**Brief:**
Select, from the data, each line where "jumped" occurs.

**Provided records:**
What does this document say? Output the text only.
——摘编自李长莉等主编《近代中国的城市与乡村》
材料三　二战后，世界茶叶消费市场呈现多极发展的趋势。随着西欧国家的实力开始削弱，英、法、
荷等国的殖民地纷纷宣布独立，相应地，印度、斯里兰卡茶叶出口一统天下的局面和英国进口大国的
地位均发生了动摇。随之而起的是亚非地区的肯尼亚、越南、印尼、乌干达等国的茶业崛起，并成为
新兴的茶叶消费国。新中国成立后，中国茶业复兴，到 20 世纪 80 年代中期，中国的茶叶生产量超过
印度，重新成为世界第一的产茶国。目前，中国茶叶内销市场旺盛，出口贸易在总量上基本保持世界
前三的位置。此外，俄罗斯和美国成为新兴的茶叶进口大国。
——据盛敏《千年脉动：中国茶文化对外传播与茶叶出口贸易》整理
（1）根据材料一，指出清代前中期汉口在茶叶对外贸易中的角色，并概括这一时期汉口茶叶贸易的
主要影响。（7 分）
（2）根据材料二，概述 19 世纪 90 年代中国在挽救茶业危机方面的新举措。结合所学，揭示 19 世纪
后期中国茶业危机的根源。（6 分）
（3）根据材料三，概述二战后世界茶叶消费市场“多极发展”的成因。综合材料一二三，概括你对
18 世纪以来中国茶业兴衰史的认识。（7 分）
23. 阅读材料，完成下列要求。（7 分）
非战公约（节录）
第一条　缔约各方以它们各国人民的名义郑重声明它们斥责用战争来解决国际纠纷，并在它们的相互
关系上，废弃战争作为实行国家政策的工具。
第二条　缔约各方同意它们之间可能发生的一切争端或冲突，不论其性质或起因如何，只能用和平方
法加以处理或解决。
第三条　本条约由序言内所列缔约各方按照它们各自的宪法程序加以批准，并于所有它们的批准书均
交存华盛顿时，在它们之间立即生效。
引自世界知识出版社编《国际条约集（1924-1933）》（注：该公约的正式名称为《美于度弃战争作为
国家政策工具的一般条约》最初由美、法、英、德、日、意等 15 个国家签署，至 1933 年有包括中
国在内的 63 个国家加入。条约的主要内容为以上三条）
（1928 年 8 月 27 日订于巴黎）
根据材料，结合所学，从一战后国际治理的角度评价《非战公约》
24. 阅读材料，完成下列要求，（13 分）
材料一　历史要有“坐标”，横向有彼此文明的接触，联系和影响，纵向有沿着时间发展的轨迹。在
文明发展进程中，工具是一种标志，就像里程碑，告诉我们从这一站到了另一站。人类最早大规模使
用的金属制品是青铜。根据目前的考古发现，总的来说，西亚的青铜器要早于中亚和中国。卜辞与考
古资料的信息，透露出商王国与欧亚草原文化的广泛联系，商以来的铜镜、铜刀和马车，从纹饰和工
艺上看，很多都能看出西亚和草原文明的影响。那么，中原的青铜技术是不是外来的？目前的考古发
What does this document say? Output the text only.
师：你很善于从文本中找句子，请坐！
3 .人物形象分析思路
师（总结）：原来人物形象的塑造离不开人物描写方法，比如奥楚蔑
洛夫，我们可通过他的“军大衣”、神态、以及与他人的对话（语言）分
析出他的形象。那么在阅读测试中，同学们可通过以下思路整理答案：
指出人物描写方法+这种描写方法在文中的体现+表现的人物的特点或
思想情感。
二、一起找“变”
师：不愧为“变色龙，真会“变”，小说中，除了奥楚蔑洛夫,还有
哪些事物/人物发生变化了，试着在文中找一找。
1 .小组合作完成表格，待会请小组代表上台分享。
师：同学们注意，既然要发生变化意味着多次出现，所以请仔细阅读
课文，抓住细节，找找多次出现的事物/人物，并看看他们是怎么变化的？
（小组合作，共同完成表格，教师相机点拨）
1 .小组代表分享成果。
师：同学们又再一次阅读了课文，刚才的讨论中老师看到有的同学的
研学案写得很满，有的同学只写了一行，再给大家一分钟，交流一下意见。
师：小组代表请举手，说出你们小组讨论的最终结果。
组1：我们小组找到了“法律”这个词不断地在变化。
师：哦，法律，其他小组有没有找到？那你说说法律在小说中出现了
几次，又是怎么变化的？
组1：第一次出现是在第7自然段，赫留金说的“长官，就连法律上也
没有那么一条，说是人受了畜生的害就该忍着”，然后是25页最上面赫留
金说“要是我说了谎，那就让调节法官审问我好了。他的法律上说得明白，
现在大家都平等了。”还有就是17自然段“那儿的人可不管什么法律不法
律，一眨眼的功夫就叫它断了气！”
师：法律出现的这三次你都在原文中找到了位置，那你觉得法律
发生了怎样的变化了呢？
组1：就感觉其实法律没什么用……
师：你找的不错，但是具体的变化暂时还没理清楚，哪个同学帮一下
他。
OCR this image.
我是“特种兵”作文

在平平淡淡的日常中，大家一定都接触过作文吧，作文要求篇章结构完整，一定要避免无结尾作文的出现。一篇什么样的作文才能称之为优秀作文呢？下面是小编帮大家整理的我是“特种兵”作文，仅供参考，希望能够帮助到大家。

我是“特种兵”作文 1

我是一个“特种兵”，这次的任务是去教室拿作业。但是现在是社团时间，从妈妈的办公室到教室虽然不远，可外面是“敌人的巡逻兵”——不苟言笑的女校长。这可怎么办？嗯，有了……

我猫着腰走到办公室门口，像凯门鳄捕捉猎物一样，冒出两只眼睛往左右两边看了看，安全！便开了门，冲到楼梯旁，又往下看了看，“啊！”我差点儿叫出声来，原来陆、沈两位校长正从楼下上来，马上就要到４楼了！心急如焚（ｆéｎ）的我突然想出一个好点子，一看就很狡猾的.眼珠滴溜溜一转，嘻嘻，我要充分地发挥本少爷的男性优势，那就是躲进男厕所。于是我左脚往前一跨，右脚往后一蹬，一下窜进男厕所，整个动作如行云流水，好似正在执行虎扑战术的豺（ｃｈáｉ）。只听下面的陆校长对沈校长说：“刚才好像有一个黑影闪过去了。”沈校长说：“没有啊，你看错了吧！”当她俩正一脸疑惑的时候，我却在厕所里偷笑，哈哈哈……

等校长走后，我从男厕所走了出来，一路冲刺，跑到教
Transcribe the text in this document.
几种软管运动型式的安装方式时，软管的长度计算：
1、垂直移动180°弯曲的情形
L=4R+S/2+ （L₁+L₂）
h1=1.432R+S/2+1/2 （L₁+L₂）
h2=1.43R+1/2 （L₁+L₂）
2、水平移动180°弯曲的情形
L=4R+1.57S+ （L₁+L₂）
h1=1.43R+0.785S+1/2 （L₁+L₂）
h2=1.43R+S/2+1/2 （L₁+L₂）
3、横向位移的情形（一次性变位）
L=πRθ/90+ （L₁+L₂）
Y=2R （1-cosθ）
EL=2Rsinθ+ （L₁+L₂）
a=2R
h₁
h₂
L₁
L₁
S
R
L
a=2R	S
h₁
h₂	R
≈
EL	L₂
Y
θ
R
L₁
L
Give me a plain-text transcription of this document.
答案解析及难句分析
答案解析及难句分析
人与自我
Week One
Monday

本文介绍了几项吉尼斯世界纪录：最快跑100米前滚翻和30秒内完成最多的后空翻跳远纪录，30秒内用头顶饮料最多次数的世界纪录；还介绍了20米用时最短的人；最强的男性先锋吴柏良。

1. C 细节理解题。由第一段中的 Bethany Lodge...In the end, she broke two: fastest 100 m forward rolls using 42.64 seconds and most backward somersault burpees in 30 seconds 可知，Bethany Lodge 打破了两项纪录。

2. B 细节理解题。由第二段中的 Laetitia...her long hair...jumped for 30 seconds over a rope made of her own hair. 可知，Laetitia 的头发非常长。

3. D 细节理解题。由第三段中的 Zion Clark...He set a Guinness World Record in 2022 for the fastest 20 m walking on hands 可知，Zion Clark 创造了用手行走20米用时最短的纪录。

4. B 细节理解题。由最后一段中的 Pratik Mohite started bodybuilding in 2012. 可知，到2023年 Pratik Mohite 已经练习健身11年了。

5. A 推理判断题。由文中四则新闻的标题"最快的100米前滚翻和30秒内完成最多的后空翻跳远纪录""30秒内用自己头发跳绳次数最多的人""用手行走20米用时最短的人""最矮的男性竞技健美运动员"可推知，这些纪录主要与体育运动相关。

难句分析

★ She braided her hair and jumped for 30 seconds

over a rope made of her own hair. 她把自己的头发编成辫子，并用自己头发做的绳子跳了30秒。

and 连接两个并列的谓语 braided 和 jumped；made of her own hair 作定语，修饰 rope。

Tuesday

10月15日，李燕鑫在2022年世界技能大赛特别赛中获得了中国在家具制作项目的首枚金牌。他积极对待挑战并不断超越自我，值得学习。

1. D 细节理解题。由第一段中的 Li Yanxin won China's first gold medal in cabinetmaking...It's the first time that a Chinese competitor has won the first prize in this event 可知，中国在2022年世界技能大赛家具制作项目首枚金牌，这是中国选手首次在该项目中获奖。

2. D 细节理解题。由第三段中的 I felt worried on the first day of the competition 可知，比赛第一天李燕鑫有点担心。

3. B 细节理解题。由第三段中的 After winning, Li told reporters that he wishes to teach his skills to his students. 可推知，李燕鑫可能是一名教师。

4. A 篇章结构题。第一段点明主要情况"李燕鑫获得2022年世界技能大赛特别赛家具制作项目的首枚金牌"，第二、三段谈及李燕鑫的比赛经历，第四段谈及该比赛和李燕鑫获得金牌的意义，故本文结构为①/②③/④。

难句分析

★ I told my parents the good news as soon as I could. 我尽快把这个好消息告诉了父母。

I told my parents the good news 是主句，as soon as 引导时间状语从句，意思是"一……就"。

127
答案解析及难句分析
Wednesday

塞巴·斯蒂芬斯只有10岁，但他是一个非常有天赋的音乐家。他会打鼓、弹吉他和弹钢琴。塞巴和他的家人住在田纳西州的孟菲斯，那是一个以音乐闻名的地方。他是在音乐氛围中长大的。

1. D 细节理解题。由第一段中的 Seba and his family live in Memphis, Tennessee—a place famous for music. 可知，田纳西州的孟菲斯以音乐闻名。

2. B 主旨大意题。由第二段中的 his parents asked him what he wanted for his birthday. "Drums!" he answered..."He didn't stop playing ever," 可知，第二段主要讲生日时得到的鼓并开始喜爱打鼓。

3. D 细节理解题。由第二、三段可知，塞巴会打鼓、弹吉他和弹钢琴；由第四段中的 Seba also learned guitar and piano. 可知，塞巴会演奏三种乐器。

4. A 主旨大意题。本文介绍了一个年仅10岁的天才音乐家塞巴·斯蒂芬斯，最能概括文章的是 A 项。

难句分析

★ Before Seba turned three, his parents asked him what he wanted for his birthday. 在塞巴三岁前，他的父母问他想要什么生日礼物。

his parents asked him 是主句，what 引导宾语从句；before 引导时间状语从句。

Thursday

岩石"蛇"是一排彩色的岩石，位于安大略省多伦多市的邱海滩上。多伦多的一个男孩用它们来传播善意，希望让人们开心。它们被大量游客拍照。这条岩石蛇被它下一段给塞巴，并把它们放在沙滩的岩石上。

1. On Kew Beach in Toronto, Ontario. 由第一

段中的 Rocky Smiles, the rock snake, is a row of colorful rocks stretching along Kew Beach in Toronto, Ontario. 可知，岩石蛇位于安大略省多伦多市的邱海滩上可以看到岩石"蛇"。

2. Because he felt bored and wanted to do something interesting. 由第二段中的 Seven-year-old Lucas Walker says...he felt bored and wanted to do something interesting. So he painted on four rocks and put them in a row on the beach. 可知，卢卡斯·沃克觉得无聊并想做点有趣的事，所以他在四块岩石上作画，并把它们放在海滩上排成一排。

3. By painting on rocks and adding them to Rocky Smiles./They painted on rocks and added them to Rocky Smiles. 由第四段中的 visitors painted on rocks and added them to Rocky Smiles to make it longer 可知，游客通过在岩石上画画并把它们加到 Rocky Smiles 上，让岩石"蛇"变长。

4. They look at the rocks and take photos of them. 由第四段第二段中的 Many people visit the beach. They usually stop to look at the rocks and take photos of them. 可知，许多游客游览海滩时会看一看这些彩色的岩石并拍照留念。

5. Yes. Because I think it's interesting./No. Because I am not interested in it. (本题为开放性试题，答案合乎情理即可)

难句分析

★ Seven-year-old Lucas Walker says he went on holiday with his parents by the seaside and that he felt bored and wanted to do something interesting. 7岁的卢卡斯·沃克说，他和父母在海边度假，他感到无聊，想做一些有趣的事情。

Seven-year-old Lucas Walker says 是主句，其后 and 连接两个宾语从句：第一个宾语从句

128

**Task answer:**
2. B 细节理解题。由第二段中的 Laetitia...her long hair...jumped for 30 seconds over a rope made of her own hair. 可知，Laetitia 的头发非常长。
★ She braided her hair and jumped for 30 seconds
and 连接两个并列的谓语 braided 和 jumped；made of her own hair 作定语，修饰 rope。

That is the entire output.